Problem details:
Print all records exactly, leaving nothing out.

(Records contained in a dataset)
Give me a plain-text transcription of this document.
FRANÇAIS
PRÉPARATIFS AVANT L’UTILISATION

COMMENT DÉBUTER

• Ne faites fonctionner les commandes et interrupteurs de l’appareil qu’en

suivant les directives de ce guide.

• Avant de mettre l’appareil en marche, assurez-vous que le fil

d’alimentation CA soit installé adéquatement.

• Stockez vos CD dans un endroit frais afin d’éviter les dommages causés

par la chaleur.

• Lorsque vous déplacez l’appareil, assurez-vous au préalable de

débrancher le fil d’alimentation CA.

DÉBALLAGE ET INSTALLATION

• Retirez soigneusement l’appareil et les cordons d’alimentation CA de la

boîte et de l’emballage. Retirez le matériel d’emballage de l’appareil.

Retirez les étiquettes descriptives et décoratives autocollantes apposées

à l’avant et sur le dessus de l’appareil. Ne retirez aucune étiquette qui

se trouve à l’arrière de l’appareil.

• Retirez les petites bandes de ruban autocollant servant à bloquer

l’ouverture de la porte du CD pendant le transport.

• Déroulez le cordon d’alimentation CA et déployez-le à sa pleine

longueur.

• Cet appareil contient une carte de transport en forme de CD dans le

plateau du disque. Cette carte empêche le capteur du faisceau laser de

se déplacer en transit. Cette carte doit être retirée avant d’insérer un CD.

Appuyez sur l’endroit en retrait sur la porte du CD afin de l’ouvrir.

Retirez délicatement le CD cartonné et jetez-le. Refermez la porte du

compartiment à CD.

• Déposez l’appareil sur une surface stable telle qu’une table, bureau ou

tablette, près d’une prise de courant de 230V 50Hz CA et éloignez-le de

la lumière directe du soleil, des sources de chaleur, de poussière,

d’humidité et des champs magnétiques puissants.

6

Task response:
Give me a plain-text transcription of this document.
FRANÇAIS
PRÉPARATIFS AVANT L’UTILISATION

COMMENT DÉBUTER

• Ne faites fonctionner les commandes et interrupteurs de l’appareil qu’en

suivant les directives de ce guide.

• Avant de mettre l’appareil en marche, assurez-vous que le fil

d’alimentation CA soit installé adéquatement.

• Stockez vos CD dans un endroit frais afin d’éviter les dommages causés

par la chaleur.

• Lorsque vous déplacez l’appareil, assurez-vous au préalable de

débrancher le fil d’alimentation CA.

DÉBALLAGE ET INSTALLATION

• Retirez soigneusement l’appareil et les cordons d’alimentation CA de la

boîte et de l’emballage. Retirez le matériel d’emballage de l’appareil.

Retirez les étiquettes descriptives et décoratives autocollantes apposées

à l’avant et sur le dessus de l’appareil. Ne retirez aucune étiquette qui

se trouve à l’arrière de l’appareil.

• Retirez les petites bandes de ruban autocollant servant à bloquer

l’ouverture de la porte du CD pendant le transport.

• Déroulez le cordon d’alimentation CA et déployez-le à sa pleine

longueur.

• Cet appareil contient une carte de transport en forme de CD dans le

plateau du disque. Cette carte empêche le capteur du faisceau laser de

se déplacer en transit. Cette carte doit être retirée avant d’insérer un CD.

Appuyez sur l’endroit en retrait sur la porte du CD afin de l’ouvrir.

Retirez délicatement le CD cartonné et jetez-le. Refermez la porte du

compartiment à CD.

• Déposez l’appareil sur une surface stable telle qu’une table, bureau ou

tablette, près d’une prise de courant de 230V 50Hz CA et éloignez-le de

la lumière directe du soleil, des sources de chaleur, de poussière,

d’humidité et des champs magnétiques puissants.

6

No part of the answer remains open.